---------- Entries provided ----------
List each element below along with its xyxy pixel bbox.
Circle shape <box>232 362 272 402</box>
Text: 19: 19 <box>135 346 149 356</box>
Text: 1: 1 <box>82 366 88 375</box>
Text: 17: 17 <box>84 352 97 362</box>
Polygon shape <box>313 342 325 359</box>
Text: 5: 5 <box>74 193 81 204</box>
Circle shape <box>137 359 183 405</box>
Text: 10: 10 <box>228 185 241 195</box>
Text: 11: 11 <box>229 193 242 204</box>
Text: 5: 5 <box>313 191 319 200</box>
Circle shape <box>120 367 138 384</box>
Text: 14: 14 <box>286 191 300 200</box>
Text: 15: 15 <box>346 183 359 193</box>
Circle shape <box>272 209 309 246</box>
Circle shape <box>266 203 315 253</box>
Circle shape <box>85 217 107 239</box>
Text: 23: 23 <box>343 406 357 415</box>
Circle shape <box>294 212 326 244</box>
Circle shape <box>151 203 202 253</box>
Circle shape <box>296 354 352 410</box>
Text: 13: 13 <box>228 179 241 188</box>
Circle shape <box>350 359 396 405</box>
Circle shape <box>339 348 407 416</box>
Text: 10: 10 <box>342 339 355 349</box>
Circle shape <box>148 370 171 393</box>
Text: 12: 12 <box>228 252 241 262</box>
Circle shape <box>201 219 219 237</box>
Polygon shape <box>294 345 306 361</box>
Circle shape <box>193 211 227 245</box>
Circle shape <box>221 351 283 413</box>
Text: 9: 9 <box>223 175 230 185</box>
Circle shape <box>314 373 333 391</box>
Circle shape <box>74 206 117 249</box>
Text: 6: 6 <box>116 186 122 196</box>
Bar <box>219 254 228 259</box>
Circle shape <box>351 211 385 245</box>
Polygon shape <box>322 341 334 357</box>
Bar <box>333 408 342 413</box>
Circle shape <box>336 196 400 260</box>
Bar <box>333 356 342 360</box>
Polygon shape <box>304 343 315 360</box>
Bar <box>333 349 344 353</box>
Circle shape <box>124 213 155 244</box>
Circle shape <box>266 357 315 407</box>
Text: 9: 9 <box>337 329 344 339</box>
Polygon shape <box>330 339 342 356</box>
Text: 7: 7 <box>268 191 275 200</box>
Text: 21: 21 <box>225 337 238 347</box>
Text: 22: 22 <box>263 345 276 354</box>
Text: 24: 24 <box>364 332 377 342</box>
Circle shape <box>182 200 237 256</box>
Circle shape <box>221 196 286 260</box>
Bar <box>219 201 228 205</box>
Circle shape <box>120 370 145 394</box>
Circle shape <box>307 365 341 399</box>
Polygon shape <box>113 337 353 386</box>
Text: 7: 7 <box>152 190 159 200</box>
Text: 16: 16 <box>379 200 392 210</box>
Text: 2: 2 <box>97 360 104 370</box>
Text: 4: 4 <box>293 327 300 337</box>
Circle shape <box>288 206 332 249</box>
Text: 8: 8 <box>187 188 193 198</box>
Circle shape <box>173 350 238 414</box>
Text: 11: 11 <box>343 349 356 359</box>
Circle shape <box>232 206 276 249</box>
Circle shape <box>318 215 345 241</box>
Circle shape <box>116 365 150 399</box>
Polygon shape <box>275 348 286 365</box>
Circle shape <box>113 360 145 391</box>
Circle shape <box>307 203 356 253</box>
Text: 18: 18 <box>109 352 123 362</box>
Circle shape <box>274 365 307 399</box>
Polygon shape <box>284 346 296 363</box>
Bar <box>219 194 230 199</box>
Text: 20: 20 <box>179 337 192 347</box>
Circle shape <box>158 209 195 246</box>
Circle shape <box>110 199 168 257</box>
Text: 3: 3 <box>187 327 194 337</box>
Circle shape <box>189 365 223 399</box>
----------
Stated task: In the listing, from its first line through the line with "Bar <box>333 356 342 360</box>", switch every "Polygon shape" to "Many-sided shape". Give back only those lines, with nothing else changed.

Solution for this exercise:
List each element below along with its xyxy pixel bbox.
Circle shape <box>232 362 272 402</box>
Text: 19: 19 <box>135 346 149 356</box>
Text: 1: 1 <box>82 366 88 375</box>
Text: 17: 17 <box>84 352 97 362</box>
Many-sided shape <box>313 342 325 359</box>
Text: 5: 5 <box>74 193 81 204</box>
Circle shape <box>137 359 183 405</box>
Text: 10: 10 <box>228 185 241 195</box>
Text: 11: 11 <box>229 193 242 204</box>
Text: 5: 5 <box>313 191 319 200</box>
Circle shape <box>120 367 138 384</box>
Text: 14: 14 <box>286 191 300 200</box>
Text: 15: 15 <box>346 183 359 193</box>
Circle shape <box>272 209 309 246</box>
Circle shape <box>266 203 315 253</box>
Circle shape <box>85 217 107 239</box>
Text: 23: 23 <box>343 406 357 415</box>
Circle shape <box>294 212 326 244</box>
Circle shape <box>151 203 202 253</box>
Circle shape <box>296 354 352 410</box>
Text: 13: 13 <box>228 179 241 188</box>
Circle shape <box>350 359 396 405</box>
Circle shape <box>339 348 407 416</box>
Text: 10: 10 <box>342 339 355 349</box>
Circle shape <box>148 370 171 393</box>
Text: 12: 12 <box>228 252 241 262</box>
Circle shape <box>201 219 219 237</box>
Many-sided shape <box>294 345 306 361</box>
Circle shape <box>193 211 227 245</box>
Circle shape <box>221 351 283 413</box>
Text: 9: 9 <box>223 175 230 185</box>
Circle shape <box>314 373 333 391</box>
Circle shape <box>74 206 117 249</box>
Text: 6: 6 <box>116 186 122 196</box>
Bar <box>219 254 228 259</box>
Circle shape <box>351 211 385 245</box>
Many-sided shape <box>322 341 334 357</box>
Bar <box>333 408 342 413</box>
Circle shape <box>336 196 400 260</box>
Bar <box>333 356 342 360</box>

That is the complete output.